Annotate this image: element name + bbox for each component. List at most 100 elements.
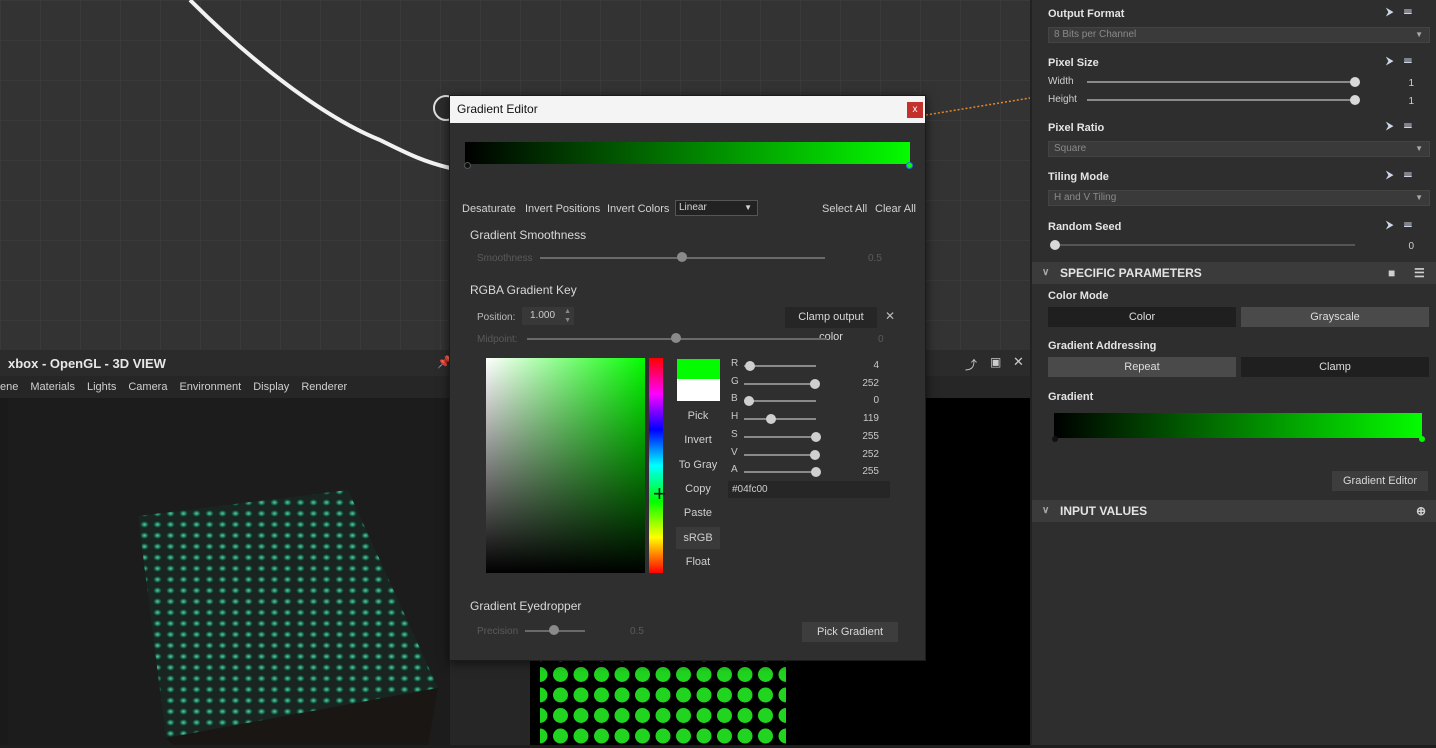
gradient-key-start[interactable]: [464, 162, 471, 169]
smoothness-slider-knob[interactable]: [677, 252, 687, 262]
3d-view-menubar: ene Materials Lights Camera Environment …: [0, 376, 450, 398]
pixel-height-slider-knob[interactable]: [1350, 95, 1360, 105]
pixel-width-value[interactable]: 1: [1402, 78, 1414, 89]
menu-display[interactable]: Display: [253, 381, 289, 393]
pixel-width-slider-knob[interactable]: [1350, 77, 1360, 87]
gradient-key-end[interactable]: [1419, 436, 1425, 442]
channel-a-row[interactable]: A255: [731, 464, 881, 480]
channel-knob[interactable]: [766, 414, 776, 424]
channel-value[interactable]: 0: [839, 395, 879, 406]
specific-parameters-header[interactable]: ∨ SPECIFIC PARAMETERS ■ ☰: [1032, 262, 1436, 284]
hex-color-input[interactable]: #04fc00: [728, 481, 890, 498]
precision-slider-knob[interactable]: [549, 625, 559, 635]
channel-track[interactable]: [744, 400, 816, 402]
position-input[interactable]: 1.000 ▲▼: [522, 307, 574, 325]
channel-value[interactable]: 252: [839, 449, 879, 460]
float-button[interactable]: Float: [676, 556, 720, 568]
saturation-value-picker[interactable]: [486, 358, 645, 573]
channel-value[interactable]: 252: [839, 378, 879, 389]
channel-v-row[interactable]: V252: [731, 447, 881, 463]
gradient-key-start[interactable]: [1052, 436, 1058, 442]
hue-slider[interactable]: [649, 358, 663, 573]
to-gray-button[interactable]: To Gray: [676, 459, 720, 471]
menu-icon: ☰: [1404, 55, 1422, 67]
input-values-header[interactable]: ∨ INPUT VALUES ⊕: [1032, 500, 1436, 522]
param-icons[interactable]: ⮞☰: [1386, 6, 1422, 19]
gradient-editor-button[interactable]: Gradient Editor: [1332, 471, 1428, 491]
menu-scene[interactable]: ene: [0, 381, 18, 393]
invert-positions-button[interactable]: Invert Positions: [525, 203, 600, 215]
pixel-height-value[interactable]: 1: [1402, 96, 1414, 107]
maximize-icon[interactable]: ▣: [990, 355, 1001, 369]
pick-button[interactable]: Pick: [676, 410, 720, 422]
param-icons[interactable]: ⮞☰: [1386, 219, 1422, 232]
node-link-dashed: [926, 98, 1030, 115]
channel-s-row[interactable]: S255: [731, 429, 881, 445]
channel-knob[interactable]: [745, 361, 755, 371]
pick-gradient-button[interactable]: Pick Gradient: [802, 622, 898, 642]
channel-value[interactable]: 255: [839, 431, 879, 442]
param-icons[interactable]: ⮞☰: [1386, 120, 1422, 133]
dialog-titlebar[interactable]: Gradient Editor x: [450, 96, 925, 123]
copy-button[interactable]: Copy: [676, 483, 720, 495]
channel-value[interactable]: 4: [839, 360, 879, 371]
random-seed-value[interactable]: 0: [1402, 241, 1414, 252]
invert-button[interactable]: Invert: [676, 434, 720, 446]
addressing-clamp-button[interactable]: Clamp: [1241, 357, 1429, 377]
tiling-mode-dropdown[interactable]: H and V Tiling▼: [1048, 190, 1430, 206]
channel-g-row[interactable]: G252: [731, 376, 881, 392]
close-icon[interactable]: ✕: [1013, 354, 1024, 370]
channel-knob[interactable]: [810, 379, 820, 389]
3d-viewport[interactable]: [8, 398, 450, 745]
random-seed-slider-track[interactable]: [1052, 244, 1355, 246]
menu-camera[interactable]: Camera: [128, 381, 167, 393]
interpolation-dropdown[interactable]: Linear ▼: [675, 200, 758, 216]
output-format-dropdown[interactable]: 8 Bits per Channel▼: [1048, 27, 1430, 43]
channel-track[interactable]: [744, 418, 816, 420]
clamp-output-color-button[interactable]: Clamp output color: [785, 307, 877, 328]
channel-track[interactable]: [744, 454, 816, 456]
pixel-height-slider-track[interactable]: [1087, 99, 1355, 101]
paste-button[interactable]: Paste: [676, 507, 720, 519]
menu-icon[interactable]: ☰: [1414, 262, 1425, 284]
color-mode-grayscale-button[interactable]: Grayscale: [1241, 307, 1429, 327]
param-icons[interactable]: ⮞☰: [1386, 55, 1422, 68]
channel-h-row[interactable]: H119: [731, 411, 881, 427]
channel-knob[interactable]: [811, 432, 821, 442]
pixel-width-slider-track[interactable]: [1087, 81, 1355, 83]
add-icon[interactable]: ⊕: [1416, 500, 1426, 522]
channel-knob[interactable]: [744, 396, 754, 406]
menu-lights[interactable]: Lights: [87, 381, 116, 393]
spinner-icon[interactable]: ▲▼: [564, 307, 571, 325]
clear-all-button[interactable]: Clear All: [875, 203, 916, 215]
gradient-strip[interactable]: [465, 142, 910, 164]
midpoint-slider-knob[interactable]: [671, 333, 681, 343]
addressing-repeat-button[interactable]: Repeat: [1048, 357, 1236, 377]
param-icons[interactable]: ⮞☰: [1386, 169, 1422, 182]
channel-r-row[interactable]: R4: [731, 358, 881, 374]
menu-environment[interactable]: Environment: [179, 381, 241, 393]
desaturate-button[interactable]: Desaturate: [462, 203, 516, 215]
close-button[interactable]: x: [907, 102, 923, 118]
select-all-button[interactable]: Select All: [822, 203, 867, 215]
remove-key-icon[interactable]: ✕: [885, 309, 895, 323]
srgb-button[interactable]: sRGB: [676, 527, 720, 549]
channel-track[interactable]: [744, 436, 816, 438]
random-seed-slider-knob[interactable]: [1050, 240, 1060, 250]
channel-track[interactable]: [744, 471, 816, 473]
gradient-key-end[interactable]: [906, 162, 913, 169]
menu-renderer[interactable]: Renderer: [301, 381, 347, 393]
pixel-ratio-dropdown[interactable]: Square▼: [1048, 141, 1430, 157]
channel-knob[interactable]: [810, 450, 820, 460]
channel-value[interactable]: 119: [839, 413, 879, 424]
channel-b-row[interactable]: B0: [731, 393, 881, 409]
channel-value[interactable]: 255: [839, 466, 879, 477]
gradient-preview-bar[interactable]: [1054, 413, 1422, 438]
menu-materials[interactable]: Materials: [30, 381, 75, 393]
color-mode-color-button[interactable]: Color: [1048, 307, 1236, 327]
bookmark-icon[interactable]: ■: [1388, 262, 1395, 284]
channel-knob[interactable]: [811, 467, 821, 477]
invert-colors-button[interactable]: Invert Colors: [607, 203, 669, 215]
pin-icon[interactable]: ⤴: [965, 356, 977, 373]
channel-track[interactable]: [744, 383, 816, 385]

━━━━━━━━

**Exercise task**.
Update all of the data above, changing every "channel-knob" to "channel-slider-knob" and leaving everything else as it is. Omit the pictures from your answer.

**Answer to the exercise**.
Annotate this image: element name + bbox for each component. List at most 100 elements.
gradient-key-start[interactable]: [464, 162, 471, 169]
smoothness-slider-knob[interactable]: [677, 252, 687, 262]
3d-view-menubar: ene Materials Lights Camera Environment …: [0, 376, 450, 398]
pixel-height-slider-knob[interactable]: [1350, 95, 1360, 105]
pixel-width-value[interactable]: 1: [1402, 78, 1414, 89]
menu-display[interactable]: Display: [253, 381, 289, 393]
pixel-width-slider-knob[interactable]: [1350, 77, 1360, 87]
gradient-key-end[interactable]: [1419, 436, 1425, 442]
channel-a-row[interactable]: A255: [731, 464, 881, 480]
channel-slider-knob[interactable]: [766, 414, 776, 424]
channel-value[interactable]: 0: [839, 395, 879, 406]
specific-parameters-header[interactable]: ∨ SPECIFIC PARAMETERS ■ ☰: [1032, 262, 1436, 284]
hex-color-input[interactable]: #04fc00: [728, 481, 890, 498]
precision-slider-knob[interactable]: [549, 625, 559, 635]
channel-track[interactable]: [744, 400, 816, 402]
position-input[interactable]: 1.000 ▲▼: [522, 307, 574, 325]
channel-value[interactable]: 252: [839, 449, 879, 460]
float-button[interactable]: Float: [676, 556, 720, 568]
saturation-value-picker[interactable]: [486, 358, 645, 573]
channel-value[interactable]: 252: [839, 378, 879, 389]
channel-v-row[interactable]: V252: [731, 447, 881, 463]
gradient-key-start[interactable]: [1052, 436, 1058, 442]
hue-slider[interactable]: [649, 358, 663, 573]
to-gray-button[interactable]: To Gray: [676, 459, 720, 471]
menu-icon: ☰: [1404, 55, 1422, 67]
input-values-header[interactable]: ∨ INPUT VALUES ⊕: [1032, 500, 1436, 522]
param-icons[interactable]: ⮞☰: [1386, 6, 1422, 19]
gradient-editor-button[interactable]: Gradient Editor: [1332, 471, 1428, 491]
menu-scene[interactable]: ene: [0, 381, 18, 393]
invert-positions-button[interactable]: Invert Positions: [525, 203, 600, 215]
pixel-height-value[interactable]: 1: [1402, 96, 1414, 107]
maximize-icon[interactable]: ▣: [990, 355, 1001, 369]
pick-button[interactable]: Pick: [676, 410, 720, 422]
param-icons[interactable]: ⮞☰: [1386, 219, 1422, 232]
node-link-dashed: [926, 98, 1030, 115]
channel-s-row[interactable]: S255: [731, 429, 881, 445]
channel-slider-knob[interactable]: [745, 361, 755, 371]
pick-gradient-button[interactable]: Pick Gradient: [802, 622, 898, 642]
channel-value[interactable]: 255: [839, 431, 879, 442]
param-icons[interactable]: ⮞☰: [1386, 120, 1422, 133]
dialog-titlebar[interactable]: Gradient Editor x: [450, 96, 925, 123]
copy-button[interactable]: Copy: [676, 483, 720, 495]
channel-value[interactable]: 4: [839, 360, 879, 371]
random-seed-value[interactable]: 0: [1402, 241, 1414, 252]
invert-button[interactable]: Invert: [676, 434, 720, 446]
addressing-clamp-button[interactable]: Clamp: [1241, 357, 1429, 377]
tiling-mode-dropdown[interactable]: H and V Tiling▼: [1048, 190, 1430, 206]
channel-g-row[interactable]: G252: [731, 376, 881, 392]
close-icon[interactable]: ✕: [1013, 354, 1024, 370]
channel-slider-knob[interactable]: [810, 379, 820, 389]
3d-viewport[interactable]: [8, 398, 450, 745]
random-seed-slider-track[interactable]: [1052, 244, 1355, 246]
menu-camera[interactable]: Camera: [128, 381, 167, 393]
interpolation-dropdown[interactable]: Linear ▼: [675, 200, 758, 216]
output-format-dropdown[interactable]: 8 Bits per Channel▼: [1048, 27, 1430, 43]
channel-track[interactable]: [744, 418, 816, 420]
clamp-output-color-button[interactable]: Clamp output color: [785, 307, 877, 328]
channel-track[interactable]: [744, 454, 816, 456]
pixel-height-slider-track[interactable]: [1087, 99, 1355, 101]
paste-button[interactable]: Paste: [676, 507, 720, 519]
menu-icon[interactable]: ☰: [1414, 262, 1425, 284]
color-mode-grayscale-button[interactable]: Grayscale: [1241, 307, 1429, 327]
param-icons[interactable]: ⮞☰: [1386, 55, 1422, 68]
channel-h-row[interactable]: H119: [731, 411, 881, 427]
channel-slider-knob[interactable]: [811, 432, 821, 442]
pixel-width-slider-track[interactable]: [1087, 81, 1355, 83]
add-icon[interactable]: ⊕: [1416, 500, 1426, 522]
channel-slider-knob[interactable]: [744, 396, 754, 406]
menu-lights[interactable]: Lights: [87, 381, 116, 393]
spinner-icon[interactable]: ▲▼: [564, 307, 571, 325]
clear-all-button[interactable]: Clear All: [875, 203, 916, 215]
gradient-strip[interactable]: [465, 142, 910, 164]
midpoint-slider-knob[interactable]: [671, 333, 681, 343]
addressing-repeat-button[interactable]: Repeat: [1048, 357, 1236, 377]
param-icons[interactable]: ⮞☰: [1386, 169, 1422, 182]
channel-r-row[interactable]: R4: [731, 358, 881, 374]
menu-environment[interactable]: Environment: [179, 381, 241, 393]
desaturate-button[interactable]: Desaturate: [462, 203, 516, 215]
close-button[interactable]: x: [907, 102, 923, 118]
select-all-button[interactable]: Select All: [822, 203, 867, 215]
remove-key-icon[interactable]: ✕: [885, 309, 895, 323]
srgb-button[interactable]: sRGB: [676, 527, 720, 549]
channel-track[interactable]: [744, 436, 816, 438]
random-seed-slider-knob[interactable]: [1050, 240, 1060, 250]
channel-track[interactable]: [744, 471, 816, 473]
gradient-key-end[interactable]: [906, 162, 913, 169]
menu-renderer[interactable]: Renderer: [301, 381, 347, 393]
pixel-ratio-dropdown[interactable]: Square▼: [1048, 141, 1430, 157]
channel-slider-knob[interactable]: [810, 450, 820, 460]
channel-value[interactable]: 119: [839, 413, 879, 424]
channel-b-row[interactable]: B0: [731, 393, 881, 409]
channel-value[interactable]: 255: [839, 466, 879, 477]
gradient-preview-bar[interactable]: [1054, 413, 1422, 438]
menu-materials[interactable]: Materials: [30, 381, 75, 393]
color-mode-color-button[interactable]: Color: [1048, 307, 1236, 327]
bookmark-icon[interactable]: ■: [1388, 262, 1395, 284]
channel-slider-knob[interactable]: [811, 467, 821, 477]
invert-colors-button[interactable]: Invert Colors: [607, 203, 669, 215]
pin-icon[interactable]: ⤴: [965, 356, 977, 373]
channel-track[interactable]: [744, 383, 816, 385]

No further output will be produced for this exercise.